Problem =>
Isolate every line in the records below with "avons" in it.

[Recorded data]
^^^^

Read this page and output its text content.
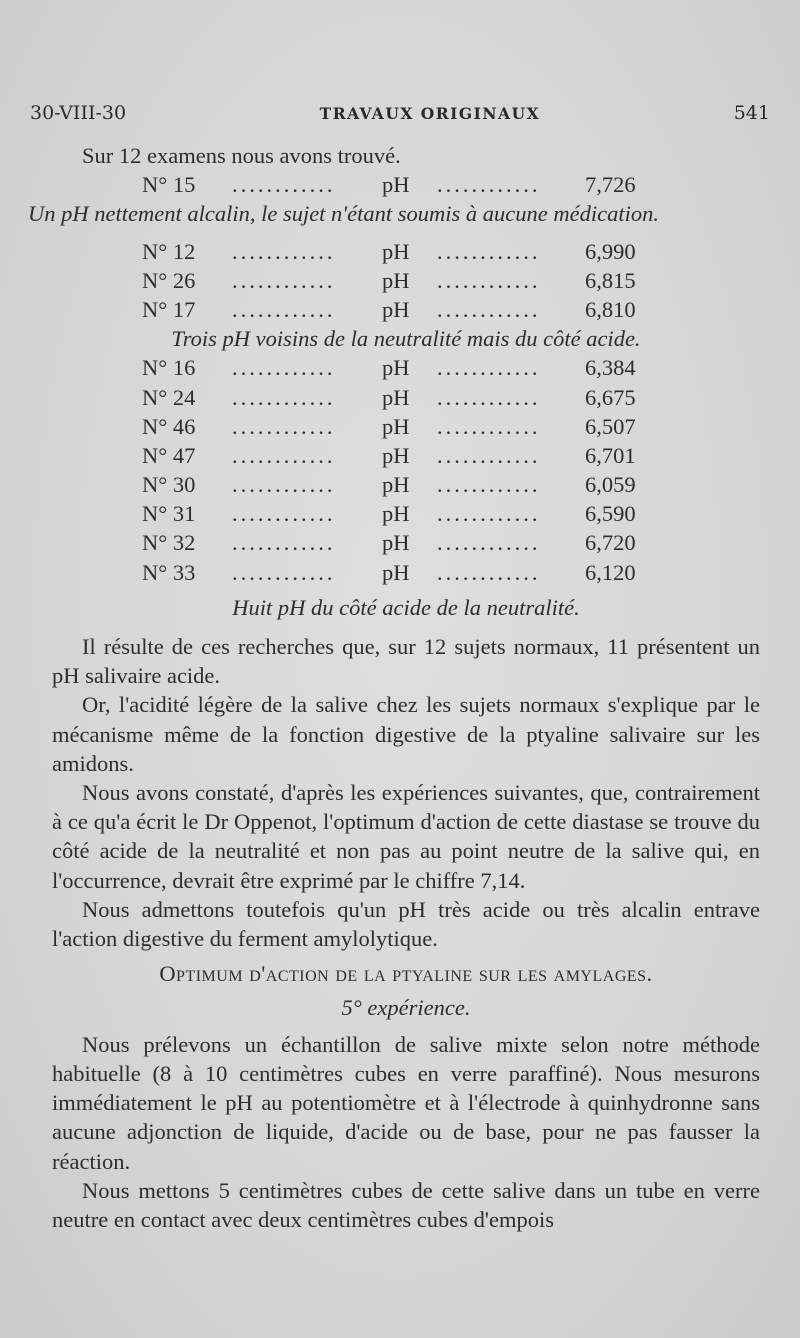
30-VIII-30	TRAVAUX ORIGINAUX	541
Sur 12 examens nous avons trouvé.
N° 15	............	pH	............	7,726
Un pH nettement alcalin, le sujet n'étant soumis à aucune médication.
N° 12	............	pH	............	6,990
N° 26	............	pH	............	6,815
N° 17	............	pH	............	6,810
Trois pH voisins de la neutralité mais du côté acide.
N° 16	............	pH	............	6,384
N° 24	............	pH	............	6,675
N° 46	............	pH	............	6,507
N° 47	............	pH	............	6,701
N° 30	............	pH	............	6,059
N° 31	............	pH	............	6,590
N° 32	............	pH	............	6,720
N° 33	............	pH	............	6,120
Huit pH du côté acide de la neutralité.

Il résulte de ces recherches que, sur 12 sujets normaux, 11 présentent un pH salivaire acide.

Or, l'acidité légère de la salive chez les sujets normaux s'explique par le mécanisme même de la fonction digestive de la ptyaline salivaire sur les amidons.

Nous avons constaté, d'après les expériences suivantes, que, contrairement à ce qu'a écrit le Dr Oppenot, l'optimum d'action de cette diastase se trouve du côté acide de la neutralité et non pas au point neutre de la salive qui, en l'occurrence, devrait être exprimé par le chiffre 7,14.

Nous admettons toutefois qu'un pH très acide ou très alcalin entrave l'action digestive du ferment amylolytique.

Optimum d'action de la ptyaline sur les amylages.
5° expérience.

Nous prélevons un échantillon de salive mixte selon notre méthode habituelle (8 à 10 centimètres cubes en verre paraffiné). Nous mesurons immédiatement le pH au potentiomètre et à l'électrode à quinhydronne sans aucune adjonction de liquide, d'acide ou de base, pour ne pas fausser la réaction.

Nous mettons 5 centimètres cubes de cette salive dans un tube en verre neutre en contact avec deux centimètres cubes d'empois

^^^^

Reply =>
Sur 12 examens nous avons trouvé.
Nous avons constaté, d'après les expériences suivantes, que, contrairement à ce qu'a écrit le Dr Oppenot, l'optimum d'action de cette diastase se trouve du côté acide de la neutralité et non pas au point neutre de la salive qui, en l'occurrence, devrait être exprimé par le chiffre 7,14.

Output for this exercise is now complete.